**GOAL OF THE EXERCISE:**
Below are the records; locate each line with the word "Deaths" and copy it.

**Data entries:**
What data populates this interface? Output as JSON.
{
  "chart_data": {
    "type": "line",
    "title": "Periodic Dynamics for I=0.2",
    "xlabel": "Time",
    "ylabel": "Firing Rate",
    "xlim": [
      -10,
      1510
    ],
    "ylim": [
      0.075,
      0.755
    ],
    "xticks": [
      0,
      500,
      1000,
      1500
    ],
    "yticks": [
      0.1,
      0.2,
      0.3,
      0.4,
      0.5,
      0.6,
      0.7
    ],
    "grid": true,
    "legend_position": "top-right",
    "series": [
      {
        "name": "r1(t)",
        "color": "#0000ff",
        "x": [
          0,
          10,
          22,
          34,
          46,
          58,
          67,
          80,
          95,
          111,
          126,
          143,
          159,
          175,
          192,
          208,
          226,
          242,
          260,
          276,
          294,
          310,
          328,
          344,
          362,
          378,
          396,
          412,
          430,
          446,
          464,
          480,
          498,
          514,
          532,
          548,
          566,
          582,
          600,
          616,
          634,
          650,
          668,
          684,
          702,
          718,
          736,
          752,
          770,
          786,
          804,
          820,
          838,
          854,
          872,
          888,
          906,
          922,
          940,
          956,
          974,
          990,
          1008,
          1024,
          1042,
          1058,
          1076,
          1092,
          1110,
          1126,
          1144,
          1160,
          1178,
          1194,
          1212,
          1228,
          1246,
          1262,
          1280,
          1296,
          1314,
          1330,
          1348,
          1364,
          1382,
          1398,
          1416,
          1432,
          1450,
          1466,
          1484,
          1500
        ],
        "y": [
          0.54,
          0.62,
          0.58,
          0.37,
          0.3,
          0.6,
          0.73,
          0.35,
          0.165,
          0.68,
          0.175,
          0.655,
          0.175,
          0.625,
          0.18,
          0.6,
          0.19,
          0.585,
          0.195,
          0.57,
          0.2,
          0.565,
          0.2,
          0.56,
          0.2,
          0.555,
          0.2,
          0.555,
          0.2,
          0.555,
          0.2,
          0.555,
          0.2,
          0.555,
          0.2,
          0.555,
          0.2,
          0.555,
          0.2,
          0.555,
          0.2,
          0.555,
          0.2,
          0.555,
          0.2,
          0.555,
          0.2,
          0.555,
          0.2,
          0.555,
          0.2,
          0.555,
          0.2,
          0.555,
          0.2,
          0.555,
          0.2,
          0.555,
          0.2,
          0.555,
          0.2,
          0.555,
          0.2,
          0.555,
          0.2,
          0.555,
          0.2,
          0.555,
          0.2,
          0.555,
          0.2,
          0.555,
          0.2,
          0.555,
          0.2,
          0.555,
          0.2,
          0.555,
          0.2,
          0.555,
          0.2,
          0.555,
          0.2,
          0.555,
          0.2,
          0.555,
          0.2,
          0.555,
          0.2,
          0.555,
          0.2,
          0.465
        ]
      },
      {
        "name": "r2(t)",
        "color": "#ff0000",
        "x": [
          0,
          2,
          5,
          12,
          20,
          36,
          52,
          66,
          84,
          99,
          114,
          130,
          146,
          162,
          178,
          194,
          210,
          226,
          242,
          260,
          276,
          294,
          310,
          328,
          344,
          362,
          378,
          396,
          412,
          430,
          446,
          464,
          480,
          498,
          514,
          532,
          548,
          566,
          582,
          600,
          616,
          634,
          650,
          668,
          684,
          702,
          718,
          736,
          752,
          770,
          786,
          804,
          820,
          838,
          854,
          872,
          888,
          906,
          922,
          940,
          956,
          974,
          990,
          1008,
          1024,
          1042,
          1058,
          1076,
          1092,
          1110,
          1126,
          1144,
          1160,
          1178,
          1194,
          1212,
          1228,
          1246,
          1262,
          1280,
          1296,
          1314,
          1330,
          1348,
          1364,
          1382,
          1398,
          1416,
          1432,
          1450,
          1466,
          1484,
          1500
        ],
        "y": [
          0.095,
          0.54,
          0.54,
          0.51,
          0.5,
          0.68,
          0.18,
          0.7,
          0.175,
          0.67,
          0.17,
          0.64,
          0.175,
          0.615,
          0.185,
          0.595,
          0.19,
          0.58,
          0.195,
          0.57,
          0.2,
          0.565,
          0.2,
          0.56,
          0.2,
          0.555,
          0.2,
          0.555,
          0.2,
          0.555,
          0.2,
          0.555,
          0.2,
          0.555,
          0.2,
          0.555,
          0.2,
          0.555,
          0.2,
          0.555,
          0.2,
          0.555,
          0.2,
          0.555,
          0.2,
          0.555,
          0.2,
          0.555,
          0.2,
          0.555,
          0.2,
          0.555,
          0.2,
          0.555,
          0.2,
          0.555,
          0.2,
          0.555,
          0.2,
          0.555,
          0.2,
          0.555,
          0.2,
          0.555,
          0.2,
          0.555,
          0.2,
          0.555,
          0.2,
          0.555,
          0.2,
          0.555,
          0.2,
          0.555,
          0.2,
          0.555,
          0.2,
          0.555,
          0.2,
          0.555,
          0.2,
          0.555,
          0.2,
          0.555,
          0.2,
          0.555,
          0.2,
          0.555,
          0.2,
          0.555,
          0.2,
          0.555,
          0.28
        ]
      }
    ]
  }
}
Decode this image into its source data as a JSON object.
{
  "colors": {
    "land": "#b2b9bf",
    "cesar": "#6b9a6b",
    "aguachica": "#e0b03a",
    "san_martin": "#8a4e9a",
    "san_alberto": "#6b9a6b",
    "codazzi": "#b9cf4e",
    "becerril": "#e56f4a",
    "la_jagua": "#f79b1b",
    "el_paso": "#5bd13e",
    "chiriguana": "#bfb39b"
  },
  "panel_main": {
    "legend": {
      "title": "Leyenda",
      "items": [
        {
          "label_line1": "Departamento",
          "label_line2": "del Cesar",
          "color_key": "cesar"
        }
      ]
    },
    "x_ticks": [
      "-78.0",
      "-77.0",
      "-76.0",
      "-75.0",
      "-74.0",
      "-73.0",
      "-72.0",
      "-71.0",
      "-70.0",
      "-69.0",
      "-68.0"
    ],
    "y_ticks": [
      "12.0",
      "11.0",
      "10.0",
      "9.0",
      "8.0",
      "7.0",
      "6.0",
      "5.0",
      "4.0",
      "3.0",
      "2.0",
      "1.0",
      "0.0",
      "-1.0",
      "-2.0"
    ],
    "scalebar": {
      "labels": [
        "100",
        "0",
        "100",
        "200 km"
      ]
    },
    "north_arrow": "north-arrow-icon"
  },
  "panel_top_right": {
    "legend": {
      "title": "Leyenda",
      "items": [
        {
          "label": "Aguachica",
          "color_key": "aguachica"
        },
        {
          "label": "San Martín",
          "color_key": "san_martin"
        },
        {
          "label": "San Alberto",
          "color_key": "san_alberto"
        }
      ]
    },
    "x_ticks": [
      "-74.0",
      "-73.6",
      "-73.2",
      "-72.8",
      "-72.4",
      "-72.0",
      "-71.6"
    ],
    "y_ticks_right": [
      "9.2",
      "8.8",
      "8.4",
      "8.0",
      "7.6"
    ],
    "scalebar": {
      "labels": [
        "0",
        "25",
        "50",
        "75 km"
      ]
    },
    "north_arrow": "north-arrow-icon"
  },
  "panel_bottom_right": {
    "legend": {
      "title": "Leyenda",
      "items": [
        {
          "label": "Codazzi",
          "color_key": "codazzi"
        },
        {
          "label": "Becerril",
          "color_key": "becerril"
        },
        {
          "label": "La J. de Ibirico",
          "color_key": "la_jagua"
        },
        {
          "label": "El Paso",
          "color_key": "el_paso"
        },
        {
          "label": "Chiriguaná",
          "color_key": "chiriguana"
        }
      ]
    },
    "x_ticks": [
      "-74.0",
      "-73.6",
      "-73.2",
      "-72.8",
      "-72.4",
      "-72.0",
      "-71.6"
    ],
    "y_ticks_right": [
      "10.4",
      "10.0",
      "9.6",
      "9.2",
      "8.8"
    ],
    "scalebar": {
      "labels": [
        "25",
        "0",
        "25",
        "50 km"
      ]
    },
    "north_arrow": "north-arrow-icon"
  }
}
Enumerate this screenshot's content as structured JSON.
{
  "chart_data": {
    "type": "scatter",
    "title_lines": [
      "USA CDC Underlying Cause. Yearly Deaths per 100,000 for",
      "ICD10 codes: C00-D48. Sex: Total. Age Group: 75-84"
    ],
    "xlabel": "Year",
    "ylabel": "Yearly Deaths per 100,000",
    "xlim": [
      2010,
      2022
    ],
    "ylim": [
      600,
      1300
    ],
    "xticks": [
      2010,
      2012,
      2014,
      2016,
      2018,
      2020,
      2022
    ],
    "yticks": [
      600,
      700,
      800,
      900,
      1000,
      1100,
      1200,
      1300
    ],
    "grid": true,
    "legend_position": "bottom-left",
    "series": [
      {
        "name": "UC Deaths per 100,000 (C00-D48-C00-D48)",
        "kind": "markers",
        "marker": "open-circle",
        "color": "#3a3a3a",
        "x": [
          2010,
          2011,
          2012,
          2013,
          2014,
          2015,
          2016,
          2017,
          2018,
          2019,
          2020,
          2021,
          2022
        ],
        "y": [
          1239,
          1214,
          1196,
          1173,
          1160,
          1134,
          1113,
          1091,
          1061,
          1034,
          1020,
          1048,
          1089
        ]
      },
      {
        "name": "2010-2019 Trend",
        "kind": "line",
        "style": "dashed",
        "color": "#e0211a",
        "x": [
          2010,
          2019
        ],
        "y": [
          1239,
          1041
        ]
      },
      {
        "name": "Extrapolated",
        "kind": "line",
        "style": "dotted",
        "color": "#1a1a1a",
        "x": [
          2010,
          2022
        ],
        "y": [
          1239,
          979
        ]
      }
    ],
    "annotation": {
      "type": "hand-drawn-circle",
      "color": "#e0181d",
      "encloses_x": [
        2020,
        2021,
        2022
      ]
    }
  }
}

**TASK RESPONSE:**
      "USA CDC Underlying Cause. Yearly Deaths per 100,000 for",
    "ylabel": "Yearly Deaths per 100,000",
        "name": "UC Deaths per 100,000 (C00-D48-C00-D48)",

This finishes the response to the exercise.